→ What is needed: Copy all the material below, exactly as it stands.

==== Recorded information

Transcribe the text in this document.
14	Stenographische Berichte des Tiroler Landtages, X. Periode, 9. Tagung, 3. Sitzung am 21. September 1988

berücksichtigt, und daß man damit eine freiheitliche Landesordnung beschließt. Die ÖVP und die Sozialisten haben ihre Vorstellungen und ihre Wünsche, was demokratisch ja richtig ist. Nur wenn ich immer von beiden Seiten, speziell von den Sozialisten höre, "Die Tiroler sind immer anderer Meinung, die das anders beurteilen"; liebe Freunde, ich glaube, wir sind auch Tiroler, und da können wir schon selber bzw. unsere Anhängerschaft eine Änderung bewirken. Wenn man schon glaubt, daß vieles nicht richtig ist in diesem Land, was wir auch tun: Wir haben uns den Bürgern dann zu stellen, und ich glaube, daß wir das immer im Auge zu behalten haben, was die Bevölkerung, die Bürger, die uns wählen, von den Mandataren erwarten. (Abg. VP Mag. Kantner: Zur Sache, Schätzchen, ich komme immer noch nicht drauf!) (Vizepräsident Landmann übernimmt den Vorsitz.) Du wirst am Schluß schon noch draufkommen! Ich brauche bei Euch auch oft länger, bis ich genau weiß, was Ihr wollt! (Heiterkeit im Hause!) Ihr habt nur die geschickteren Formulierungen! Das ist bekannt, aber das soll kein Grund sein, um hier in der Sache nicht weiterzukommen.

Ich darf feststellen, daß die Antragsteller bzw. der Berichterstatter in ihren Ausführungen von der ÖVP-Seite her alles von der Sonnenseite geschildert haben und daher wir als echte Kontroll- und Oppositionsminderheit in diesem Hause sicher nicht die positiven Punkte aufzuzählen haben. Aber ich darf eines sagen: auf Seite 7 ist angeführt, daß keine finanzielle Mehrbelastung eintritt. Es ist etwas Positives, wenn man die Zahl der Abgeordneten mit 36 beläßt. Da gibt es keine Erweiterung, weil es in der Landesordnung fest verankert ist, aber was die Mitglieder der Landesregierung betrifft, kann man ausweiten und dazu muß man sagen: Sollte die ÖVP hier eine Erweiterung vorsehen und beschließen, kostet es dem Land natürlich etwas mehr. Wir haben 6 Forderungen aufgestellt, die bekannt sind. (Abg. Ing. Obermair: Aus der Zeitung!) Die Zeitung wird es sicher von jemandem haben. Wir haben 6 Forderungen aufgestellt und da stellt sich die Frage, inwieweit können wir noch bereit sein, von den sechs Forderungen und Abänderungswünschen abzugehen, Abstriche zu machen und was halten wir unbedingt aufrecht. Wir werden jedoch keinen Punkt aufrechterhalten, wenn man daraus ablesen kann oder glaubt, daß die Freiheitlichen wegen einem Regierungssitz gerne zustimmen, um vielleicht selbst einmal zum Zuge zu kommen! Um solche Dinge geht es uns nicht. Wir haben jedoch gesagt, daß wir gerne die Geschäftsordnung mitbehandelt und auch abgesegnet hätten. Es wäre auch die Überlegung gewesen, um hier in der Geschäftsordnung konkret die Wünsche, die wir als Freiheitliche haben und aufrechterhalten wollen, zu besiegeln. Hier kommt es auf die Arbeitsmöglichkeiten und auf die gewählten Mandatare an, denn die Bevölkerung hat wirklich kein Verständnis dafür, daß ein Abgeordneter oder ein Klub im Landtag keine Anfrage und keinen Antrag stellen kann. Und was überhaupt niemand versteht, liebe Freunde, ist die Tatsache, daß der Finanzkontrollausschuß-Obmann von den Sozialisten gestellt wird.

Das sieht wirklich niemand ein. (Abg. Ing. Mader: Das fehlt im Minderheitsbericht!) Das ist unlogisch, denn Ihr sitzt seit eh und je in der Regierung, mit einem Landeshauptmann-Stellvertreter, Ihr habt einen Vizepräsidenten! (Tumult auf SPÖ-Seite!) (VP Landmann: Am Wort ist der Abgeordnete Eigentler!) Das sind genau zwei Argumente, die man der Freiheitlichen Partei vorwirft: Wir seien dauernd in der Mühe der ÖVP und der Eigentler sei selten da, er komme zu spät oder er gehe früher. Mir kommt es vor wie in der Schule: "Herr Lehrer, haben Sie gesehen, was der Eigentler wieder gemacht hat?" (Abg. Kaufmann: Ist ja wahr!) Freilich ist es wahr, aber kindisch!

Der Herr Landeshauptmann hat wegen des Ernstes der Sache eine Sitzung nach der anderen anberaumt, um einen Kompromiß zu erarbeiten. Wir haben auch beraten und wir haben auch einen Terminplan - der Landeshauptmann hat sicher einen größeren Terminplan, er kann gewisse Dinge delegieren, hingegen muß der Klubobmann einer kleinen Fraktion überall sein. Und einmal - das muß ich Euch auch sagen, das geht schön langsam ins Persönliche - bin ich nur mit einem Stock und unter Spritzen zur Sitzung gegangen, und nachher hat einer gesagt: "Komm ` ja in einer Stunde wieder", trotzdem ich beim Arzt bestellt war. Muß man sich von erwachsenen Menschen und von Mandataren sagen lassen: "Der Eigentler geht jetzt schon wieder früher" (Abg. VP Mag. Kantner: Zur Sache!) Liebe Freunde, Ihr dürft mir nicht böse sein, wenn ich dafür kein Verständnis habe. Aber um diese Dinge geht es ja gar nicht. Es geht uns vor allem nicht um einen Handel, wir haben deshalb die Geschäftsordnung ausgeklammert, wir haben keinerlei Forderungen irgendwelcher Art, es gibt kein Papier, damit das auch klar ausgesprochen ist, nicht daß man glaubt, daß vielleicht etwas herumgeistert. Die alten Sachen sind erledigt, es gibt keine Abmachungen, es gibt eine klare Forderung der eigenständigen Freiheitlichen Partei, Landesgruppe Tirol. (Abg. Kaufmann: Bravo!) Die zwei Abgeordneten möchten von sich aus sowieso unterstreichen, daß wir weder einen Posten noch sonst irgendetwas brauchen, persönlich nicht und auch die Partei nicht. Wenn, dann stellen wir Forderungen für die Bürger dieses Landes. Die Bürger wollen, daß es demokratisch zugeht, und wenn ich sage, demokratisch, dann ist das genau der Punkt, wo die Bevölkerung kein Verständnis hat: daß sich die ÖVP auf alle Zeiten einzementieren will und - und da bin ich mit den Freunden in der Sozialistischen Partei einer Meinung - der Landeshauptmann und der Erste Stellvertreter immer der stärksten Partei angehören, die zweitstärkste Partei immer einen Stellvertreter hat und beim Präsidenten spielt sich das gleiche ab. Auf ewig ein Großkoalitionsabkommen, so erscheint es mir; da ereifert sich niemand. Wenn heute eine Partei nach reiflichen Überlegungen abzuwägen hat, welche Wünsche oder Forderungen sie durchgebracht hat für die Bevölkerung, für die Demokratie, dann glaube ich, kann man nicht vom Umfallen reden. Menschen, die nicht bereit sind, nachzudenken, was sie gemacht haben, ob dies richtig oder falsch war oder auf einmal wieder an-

========

→ Correct answer:
Transcribe the text in this document.
14	Stenographische Berichte des Tiroler Landtages, X. Periode, 9. Tagung, 3. Sitzung am 21. September 1988

berücksichtigt, und daß man damit eine freiheitliche Landesordnung beschließt. Die ÖVP und die Sozialisten haben ihre Vorstellungen und ihre Wünsche, was demokratisch ja richtig ist. Nur wenn ich immer von beiden Seiten, speziell von den Sozialisten höre, "Die Tiroler sind immer anderer Meinung, die das anders beurteilen"; liebe Freunde, ich glaube, wir sind auch Tiroler, und da können wir schon selber bzw. unsere Anhängerschaft eine Änderung bewirken. Wenn man schon glaubt, daß vieles nicht richtig ist in diesem Land, was wir auch tun: Wir haben uns den Bürgern dann zu stellen, und ich glaube, daß wir das immer im Auge zu behalten haben, was die Bevölkerung, die Bürger, die uns wählen, von den Mandataren erwarten. (Abg. VP Mag. Kantner: Zur Sache, Schätzchen, ich komme immer noch nicht drauf!) (Vizepräsident Landmann übernimmt den Vorsitz.) Du wirst am Schluß schon noch draufkommen! Ich brauche bei Euch auch oft länger, bis ich genau weiß, was Ihr wollt! (Heiterkeit im Hause!) Ihr habt nur die geschickteren Formulierungen! Das ist bekannt, aber das soll kein Grund sein, um hier in der Sache nicht weiterzukommen.

Ich darf feststellen, daß die Antragsteller bzw. der Berichterstatter in ihren Ausführungen von der ÖVP-Seite her alles von der Sonnenseite geschildert haben und daher wir als echte Kontroll- und Oppositionsminderheit in diesem Hause sicher nicht die positiven Punkte aufzuzählen haben. Aber ich darf eines sagen: auf Seite 7 ist angeführt, daß keine finanzielle Mehrbelastung eintritt. Es ist etwas Positives, wenn man die Zahl der Abgeordneten mit 36 beläßt. Da gibt es keine Erweiterung, weil es in der Landesordnung fest verankert ist, aber was die Mitglieder der Landesregierung betrifft, kann man ausweiten und dazu muß man sagen: Sollte die ÖVP hier eine Erweiterung vorsehen und beschließen, kostet es dem Land natürlich etwas mehr. Wir haben 6 Forderungen aufgestellt, die bekannt sind. (Abg. Ing. Obermair: Aus der Zeitung!) Die Zeitung wird es sicher von jemandem haben. Wir haben 6 Forderungen aufgestellt und da stellt sich die Frage, inwieweit können wir noch bereit sein, von den sechs Forderungen und Abänderungswünschen abzugehen, Abstriche zu machen und was halten wir unbedingt aufrecht. Wir werden jedoch keinen Punkt aufrechterhalten, wenn man daraus ablesen kann oder glaubt, daß die Freiheitlichen wegen einem Regierungssitz gerne zustimmen, um vielleicht selbst einmal zum Zuge zu kommen! Um solche Dinge geht es uns nicht. Wir haben jedoch gesagt, daß wir gerne die Geschäftsordnung mitbehandelt und auch abgesegnet hätten. Es wäre auch die Überlegung gewesen, um hier in der Geschäftsordnung konkret die Wünsche, die wir als Freiheitliche haben und aufrechterhalten wollen, zu besiegeln. Hier kommt es auf die Arbeitsmöglichkeiten und auf die gewählten Mandatare an, denn die Bevölkerung hat wirklich kein Verständnis dafür, daß ein Abgeordneter oder ein Klub im Landtag keine Anfrage und keinen Antrag stellen kann. Und was überhaupt niemand versteht, liebe Freunde, ist die Tatsache, daß der Finanzkontrollausschuß-Obmann von den Sozialisten gestellt wird.

Das sieht wirklich niemand ein. (Abg. Ing. Mader: Das fehlt im Minderheitsbericht!) Das ist unlogisch, denn Ihr sitzt seit eh und je in der Regierung, mit einem Landeshauptmann-Stellvertreter, Ihr habt einen Vizepräsidenten! (Tumult auf SPÖ-Seite!) (VP Landmann: Am Wort ist der Abgeordnete Eigentler!) Das sind genau zwei Argumente, die man der Freiheitlichen Partei vorwirft: Wir seien dauernd in der Mühe der ÖVP und der Eigentler sei selten da, er komme zu spät oder er gehe früher. Mir kommt es vor wie in der Schule: "Herr Lehrer, haben Sie gesehen, was der Eigentler wieder gemacht hat?" (Abg. Kaufmann: Ist ja wahr!) Freilich ist es wahr, aber kindisch!

Der Herr Landeshauptmann hat wegen des Ernstes der Sache eine Sitzung nach der anderen anberaumt, um einen Kompromiß zu erarbeiten. Wir haben auch beraten und wir haben auch einen Terminplan - der Landeshauptmann hat sicher einen größeren Terminplan, er kann gewisse Dinge delegieren, hingegen muß der Klubobmann einer kleinen Fraktion überall sein. Und einmal - das muß ich Euch auch sagen, das geht schön langsam ins Persönliche - bin ich nur mit einem Stock und unter Spritzen zur Sitzung gegangen, und nachher hat einer gesagt: "Komm ` ja in einer Stunde wieder", trotzdem ich beim Arzt bestellt war. Muß man sich von erwachsenen Menschen und von Mandataren sagen lassen: "Der Eigentler geht jetzt schon wieder früher" (Abg. VP Mag. Kantner: Zur Sache!) Liebe Freunde, Ihr dürft mir nicht böse sein, wenn ich dafür kein Verständnis habe. Aber um diese Dinge geht es ja gar nicht. Es geht uns vor allem nicht um einen Handel, wir haben deshalb die Geschäftsordnung ausgeklammert, wir haben keinerlei Forderungen irgendwelcher Art, es gibt kein Papier, damit das auch klar ausgesprochen ist, nicht daß man glaubt, daß vielleicht etwas herumgeistert. Die alten Sachen sind erledigt, es gibt keine Abmachungen, es gibt eine klare Forderung der eigenständigen Freiheitlichen Partei, Landesgruppe Tirol. (Abg. Kaufmann: Bravo!) Die zwei Abgeordneten möchten von sich aus sowieso unterstreichen, daß wir weder einen Posten noch sonst irgendetwas brauchen, persönlich nicht und auch die Partei nicht. Wenn, dann stellen wir Forderungen für die Bürger dieses Landes. Die Bürger wollen, daß es demokratisch zugeht, und wenn ich sage, demokratisch, dann ist das genau der Punkt, wo die Bevölkerung kein Verständnis hat: daß sich die ÖVP auf alle Zeiten einzementieren will und - und da bin ich mit den Freunden in der Sozialistischen Partei einer Meinung - der Landeshauptmann und der Erste Stellvertreter immer der stärksten Partei angehören, die zweitstärkste Partei immer einen Stellvertreter hat und beim Präsidenten spielt sich das gleiche ab. Auf ewig ein Großkoalitionsabkommen, so erscheint es mir; da ereifert sich niemand. Wenn heute eine Partei nach reiflichen Überlegungen abzuwägen hat, welche Wünsche oder Forderungen sie durchgebracht hat für die Bevölkerung, für die Demokratie, dann glaube ich, kann man nicht vom Umfallen reden. Menschen, die nicht bereit sind, nachzudenken, was sie gemacht haben, ob dies richtig oder falsch war oder auf einmal wieder an-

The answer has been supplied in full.